Layout element annotations
● ● ● ● ● ● ●

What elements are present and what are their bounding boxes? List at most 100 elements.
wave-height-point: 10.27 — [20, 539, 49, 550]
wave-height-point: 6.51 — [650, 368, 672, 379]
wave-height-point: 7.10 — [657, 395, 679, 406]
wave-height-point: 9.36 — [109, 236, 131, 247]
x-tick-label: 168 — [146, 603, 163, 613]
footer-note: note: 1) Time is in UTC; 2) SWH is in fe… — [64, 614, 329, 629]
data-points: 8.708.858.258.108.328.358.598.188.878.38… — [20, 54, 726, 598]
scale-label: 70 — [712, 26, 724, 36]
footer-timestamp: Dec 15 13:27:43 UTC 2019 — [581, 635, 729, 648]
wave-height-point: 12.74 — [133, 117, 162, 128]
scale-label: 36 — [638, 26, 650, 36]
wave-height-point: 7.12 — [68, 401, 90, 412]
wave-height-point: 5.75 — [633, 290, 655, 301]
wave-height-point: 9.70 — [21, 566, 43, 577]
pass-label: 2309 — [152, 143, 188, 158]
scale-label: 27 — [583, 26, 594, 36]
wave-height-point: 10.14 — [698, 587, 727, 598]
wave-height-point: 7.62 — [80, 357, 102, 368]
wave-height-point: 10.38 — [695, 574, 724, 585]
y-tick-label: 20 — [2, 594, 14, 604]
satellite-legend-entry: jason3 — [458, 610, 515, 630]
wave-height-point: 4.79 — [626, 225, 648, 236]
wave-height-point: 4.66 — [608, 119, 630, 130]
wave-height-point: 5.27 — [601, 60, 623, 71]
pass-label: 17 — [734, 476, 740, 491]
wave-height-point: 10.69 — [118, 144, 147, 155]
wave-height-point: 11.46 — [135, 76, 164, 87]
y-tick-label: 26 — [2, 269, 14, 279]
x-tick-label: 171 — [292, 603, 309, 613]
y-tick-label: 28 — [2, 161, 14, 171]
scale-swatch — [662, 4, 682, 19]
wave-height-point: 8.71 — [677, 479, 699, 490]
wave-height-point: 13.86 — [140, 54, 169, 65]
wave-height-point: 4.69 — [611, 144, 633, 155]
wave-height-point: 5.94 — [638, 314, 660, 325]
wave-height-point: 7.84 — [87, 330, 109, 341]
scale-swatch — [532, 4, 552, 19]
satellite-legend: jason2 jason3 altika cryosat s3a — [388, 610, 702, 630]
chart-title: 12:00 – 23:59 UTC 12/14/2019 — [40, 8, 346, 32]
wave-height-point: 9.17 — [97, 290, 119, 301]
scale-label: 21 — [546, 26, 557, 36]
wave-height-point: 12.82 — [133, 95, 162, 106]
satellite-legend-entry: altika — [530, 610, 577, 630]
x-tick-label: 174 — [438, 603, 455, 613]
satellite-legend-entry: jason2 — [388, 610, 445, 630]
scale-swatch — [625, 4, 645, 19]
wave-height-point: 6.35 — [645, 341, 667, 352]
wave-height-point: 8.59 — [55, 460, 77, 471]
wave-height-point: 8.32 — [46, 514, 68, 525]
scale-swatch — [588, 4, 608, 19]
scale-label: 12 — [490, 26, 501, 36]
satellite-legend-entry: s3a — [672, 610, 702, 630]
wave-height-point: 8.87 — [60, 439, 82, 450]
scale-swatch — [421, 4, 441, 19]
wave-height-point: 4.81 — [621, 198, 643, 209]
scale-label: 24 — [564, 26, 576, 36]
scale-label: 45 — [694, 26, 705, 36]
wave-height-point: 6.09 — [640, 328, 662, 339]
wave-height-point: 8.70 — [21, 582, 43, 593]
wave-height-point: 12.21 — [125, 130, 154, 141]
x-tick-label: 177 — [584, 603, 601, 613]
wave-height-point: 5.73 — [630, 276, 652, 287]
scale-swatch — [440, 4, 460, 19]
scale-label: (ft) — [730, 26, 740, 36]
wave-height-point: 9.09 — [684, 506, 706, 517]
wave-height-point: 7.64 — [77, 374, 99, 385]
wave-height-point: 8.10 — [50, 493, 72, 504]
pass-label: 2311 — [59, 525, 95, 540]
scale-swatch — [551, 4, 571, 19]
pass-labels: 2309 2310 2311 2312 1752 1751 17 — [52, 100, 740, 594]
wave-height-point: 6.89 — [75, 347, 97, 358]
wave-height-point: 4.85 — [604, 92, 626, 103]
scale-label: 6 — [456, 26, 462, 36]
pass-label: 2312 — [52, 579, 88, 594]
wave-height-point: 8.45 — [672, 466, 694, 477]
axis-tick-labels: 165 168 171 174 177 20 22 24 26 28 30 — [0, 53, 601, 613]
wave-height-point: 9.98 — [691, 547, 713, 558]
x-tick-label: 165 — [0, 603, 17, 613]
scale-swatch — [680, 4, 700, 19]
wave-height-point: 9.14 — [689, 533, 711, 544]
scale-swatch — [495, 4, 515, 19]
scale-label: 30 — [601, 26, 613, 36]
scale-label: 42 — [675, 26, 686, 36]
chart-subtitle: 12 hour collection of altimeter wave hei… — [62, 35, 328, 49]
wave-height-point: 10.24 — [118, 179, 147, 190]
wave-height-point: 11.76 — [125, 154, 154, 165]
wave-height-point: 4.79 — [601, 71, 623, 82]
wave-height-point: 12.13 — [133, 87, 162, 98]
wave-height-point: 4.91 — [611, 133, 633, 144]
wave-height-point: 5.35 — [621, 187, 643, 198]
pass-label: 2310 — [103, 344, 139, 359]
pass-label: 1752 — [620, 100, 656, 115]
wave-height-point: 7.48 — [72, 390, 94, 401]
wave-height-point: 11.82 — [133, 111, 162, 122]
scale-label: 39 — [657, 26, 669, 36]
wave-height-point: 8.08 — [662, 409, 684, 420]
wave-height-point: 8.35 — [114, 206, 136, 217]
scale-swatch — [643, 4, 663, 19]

● ● ● ● ● ● ●

Copy the rows above word for word, starting at the first line of the rows and ending with the line that contains "wave-height-point: 9.36 —", both included.

What elements are present and what are their bounding boxes? List at most 100 elements.
wave-height-point: 10.27 — [20, 539, 49, 550]
wave-height-point: 6.51 — [650, 368, 672, 379]
wave-height-point: 7.10 — [657, 395, 679, 406]
wave-height-point: 9.36 — [109, 236, 131, 247]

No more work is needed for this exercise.